▶ _Written instruction_
In the text below about Kashmir, turn the paragraph that begins "Kashmir is in turmoil" into a short bulleted list that keeps its main facts.

━━━ Selection

Kashmir is in turmoil. The government has imposed a curfew, banned all public meetings, arrested more than 20,000 youth and placed the Kashmiri leadership under house arrest. Internet services have been snapped and all university examinations postponed. Barricades have been erected everywhere in the Srinagar (Capital city) and other towns. More than 8.5 million people of Kashmir Valley are under siege since August 5, 2019.
Therefore, on behalf of the people of Jammu and Kashmir –and a territory whose status is yet to be determined under the resolutions of the United Nations – we approach the United Nations Secretary-General with the appeal that he exerts his personal influence to help arrest immediately the campaign of mass slaughter and indiscriminate destruction in which the Indian occupation forces have been remorselessly engaged in our country since January 1990 in general and August 5, 2019, in particular. In this context, we would like the Secretary-General to bear the following points in mind:
The acts of indiscriminate killing of unarmed civilians and assaults on innocent women and children have not been fully reported in the world press because the Indian occupation authorities barred the entry of the world media into the territory and the restriction have been imposed even on the local media on reporting any incident that takes place in the Valley of Kashmir.

━━━━━━
━━━ Data

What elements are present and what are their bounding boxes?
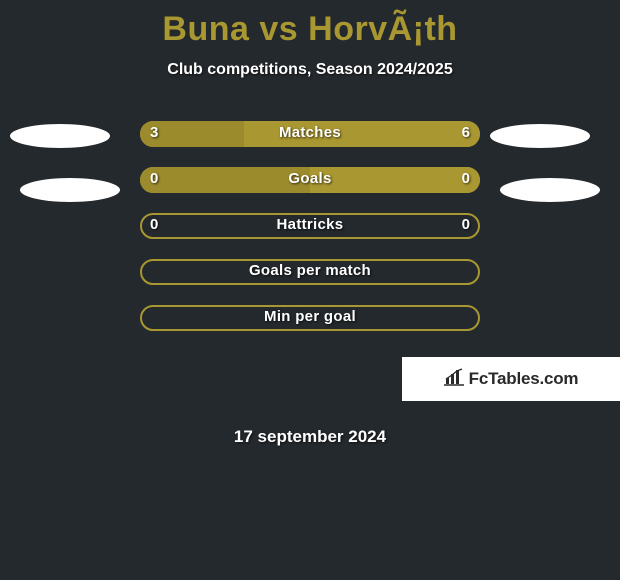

━━━━━━

▶ _Task output_
- Kashmir is in turmoil.
- The government has imposed a curfew and banned all public meetings.
- More than 20,000 young people have been arrested, and the Kashmiri leadership is under house arrest.
- Internet service has been cut, and all university exams have been postponed.
- Barricades stand throughout Srinagar, the capital, and other towns.
- More than 8.5 million people in the Kashmir Valley have been under siege since August 5, 2019.